■ **RECORDED INFORMATION**:

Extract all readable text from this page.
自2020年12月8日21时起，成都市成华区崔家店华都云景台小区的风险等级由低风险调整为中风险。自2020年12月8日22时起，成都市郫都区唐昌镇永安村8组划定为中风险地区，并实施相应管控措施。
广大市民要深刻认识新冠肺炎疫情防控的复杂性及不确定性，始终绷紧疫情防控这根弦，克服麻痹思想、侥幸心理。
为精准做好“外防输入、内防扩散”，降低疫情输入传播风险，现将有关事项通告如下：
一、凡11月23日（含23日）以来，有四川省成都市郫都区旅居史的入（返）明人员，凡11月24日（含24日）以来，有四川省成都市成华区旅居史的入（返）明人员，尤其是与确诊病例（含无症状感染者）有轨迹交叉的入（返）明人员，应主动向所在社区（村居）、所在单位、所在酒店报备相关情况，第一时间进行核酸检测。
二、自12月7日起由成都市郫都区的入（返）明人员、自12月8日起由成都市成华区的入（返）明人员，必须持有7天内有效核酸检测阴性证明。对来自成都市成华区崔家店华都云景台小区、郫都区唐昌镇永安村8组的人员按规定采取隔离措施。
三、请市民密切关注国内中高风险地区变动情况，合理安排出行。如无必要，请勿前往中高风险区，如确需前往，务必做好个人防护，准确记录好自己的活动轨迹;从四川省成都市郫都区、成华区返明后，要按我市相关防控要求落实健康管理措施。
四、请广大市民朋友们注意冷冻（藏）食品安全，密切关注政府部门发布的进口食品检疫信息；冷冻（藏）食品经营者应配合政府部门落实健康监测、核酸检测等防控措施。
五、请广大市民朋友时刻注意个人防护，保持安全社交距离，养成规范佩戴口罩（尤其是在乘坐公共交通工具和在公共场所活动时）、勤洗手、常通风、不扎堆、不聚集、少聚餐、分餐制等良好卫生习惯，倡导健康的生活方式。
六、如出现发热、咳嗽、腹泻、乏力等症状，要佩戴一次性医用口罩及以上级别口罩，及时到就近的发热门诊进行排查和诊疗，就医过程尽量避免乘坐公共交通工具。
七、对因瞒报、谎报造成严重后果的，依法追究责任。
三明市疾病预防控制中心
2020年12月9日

■ **DO THIS**: Write each line above out exactly.

■ **OUTPUT OF THE TASK**:
Extract all readable text from this page.
自2020年12月8日21时起，成都市成华区崔家店华都云景台小区的风险等级由低风险调整为中风险。自2020年12月8日22时起，成都市郫都区唐昌镇永安村8组划定为中风险地区，并实施相应管控措施。
广大市民要深刻认识新冠肺炎疫情防控的复杂性及不确定性，始终绷紧疫情防控这根弦，克服麻痹思想、侥幸心理。
为精准做好“外防输入、内防扩散”，降低疫情输入传播风险，现将有关事项通告如下：
一、凡11月23日（含23日）以来，有四川省成都市郫都区旅居史的入（返）明人员，凡11月24日（含24日）以来，有四川省成都市成华区旅居史的入（返）明人员，尤其是与确诊病例（含无症状感染者）有轨迹交叉的入（返）明人员，应主动向所在社区（村居）、所在单位、所在酒店报备相关情况，第一时间进行核酸检测。
二、自12月7日起由成都市郫都区的入（返）明人员、自12月8日起由成都市成华区的入（返）明人员，必须持有7天内有效核酸检测阴性证明。对来自成都市成华区崔家店华都云景台小区、郫都区唐昌镇永安村8组的人员按规定采取隔离措施。
三、请市民密切关注国内中高风险地区变动情况，合理安排出行。如无必要，请勿前往中高风险区，如确需前往，务必做好个人防护，准确记录好自己的活动轨迹;从四川省成都市郫都区、成华区返明后，要按我市相关防控要求落实健康管理措施。
四、请广大市民朋友们注意冷冻（藏）食品安全，密切关注政府部门发布的进口食品检疫信息；冷冻（藏）食品经营者应配合政府部门落实健康监测、核酸检测等防控措施。
五、请广大市民朋友时刻注意个人防护，保持安全社交距离，养成规范佩戴口罩（尤其是在乘坐公共交通工具和在公共场所活动时）、勤洗手、常通风、不扎堆、不聚集、少聚餐、分餐制等良好卫生习惯，倡导健康的生活方式。
六、如出现发热、咳嗽、腹泻、乏力等症状，要佩戴一次性医用口罩及以上级别口罩，及时到就近的发热门诊进行排查和诊疗，就医过程尽量避免乘坐公共交通工具。
七、对因瞒报、谎报造成严重后果的，依法追究责任。
三明市疾病预防控制中心
2020年12月9日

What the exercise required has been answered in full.